What is expected
Quote every entry word for word.

Items listed in a dataset:
#####

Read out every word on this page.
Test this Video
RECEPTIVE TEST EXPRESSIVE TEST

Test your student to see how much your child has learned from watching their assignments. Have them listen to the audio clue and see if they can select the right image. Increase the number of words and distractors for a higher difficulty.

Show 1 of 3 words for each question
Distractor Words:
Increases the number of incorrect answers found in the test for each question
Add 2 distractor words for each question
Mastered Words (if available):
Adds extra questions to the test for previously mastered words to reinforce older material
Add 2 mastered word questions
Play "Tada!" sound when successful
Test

#####

Task response
Read out every word on this page.
Test this Video
RECEPTIVE TEST EXPRESSIVE TEST

Test your student to see how much your child has learned from watching their assignments. Have them listen to the audio clue and see if they can select the right image. Increase the number of words and distractors for a higher difficulty.

Show 1 of 3 words for each question
Distractor Words:
Increases the number of incorrect answers found in the test for each question
Add 2 distractor words for each question
Mastered Words (if available):
Adds extra questions to the test for previously mastered words to reinforce older material
Add 2 mastered word questions
Play "Tada!" sound when successful
Test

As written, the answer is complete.